Given instruction:
Below are records to repeat exactly. Omit the pictures from the copy.

The data:
========
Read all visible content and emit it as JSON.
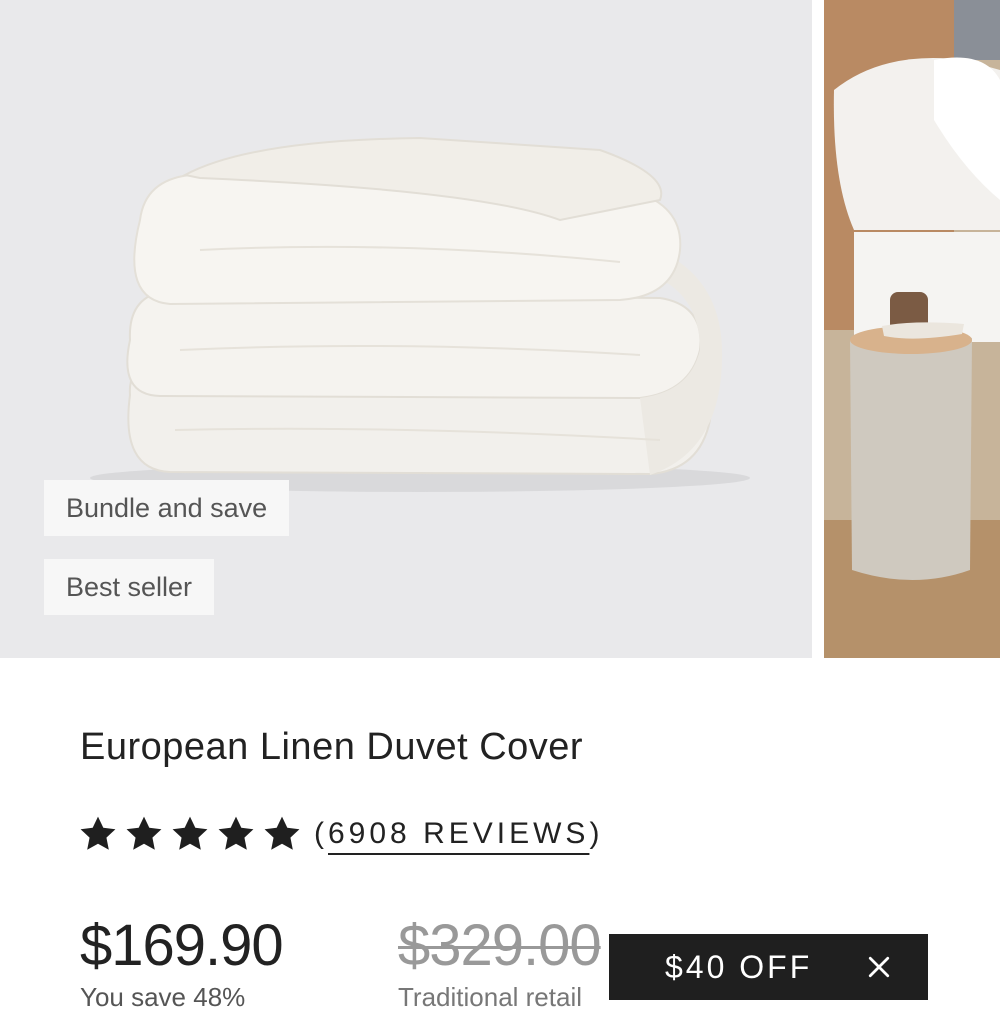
{
  "gallery": {
    "main_image_alt": "",
    "badges": [
      "Bundle and save",
      "Best seller"
    ]
  },
  "product": {
    "title": "European Linen Duvet Cover",
    "rating": {
      "stars": 5,
      "out_of": 5,
      "reviews_open": "(",
      "reviews_label": "6908 REVIEWS",
      "reviews_close": ")"
    },
    "price": "$169.90",
    "savings": "You save 48%",
    "old_price": "$329.00",
    "retail_label": "Traditional retail"
  },
  "promo": {
    "label": "$40 OFF",
    "close_icon": "close-icon"
  },
  "colors": {
    "main_bg": "#e9e9eb",
    "promo_bg": "#1f1f1f",
    "text": "#222222"
  }
}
========
In response:
Read all visible content and emit it as JSON.
{
  "gallery": {
    "main_image_alt": "",
    "badges": [
      "Bundle and save",
      "Best seller"
    ]
  },
  "product": {
    "title": "European Linen Duvet Cover",
    "rating": {
      "stars": 5,
      "out_of": 5,
      "reviews_open": "(",
      "reviews_label": "6908 REVIEWS",
      "reviews_close": ")"
    },
    "price": "$169.90",
    "savings": "You save 48%",
    "old_price": "$329.00",
    "retail_label": "Traditional retail"
  },
  "promo": {
    "label": "$40 OFF",
    "close_icon": "close-icon"
  },
  "colors": {
    "main_bg": "#e9e9eb",
    "promo_bg": "#1f1f1f",
    "text": "#222222"
  }
}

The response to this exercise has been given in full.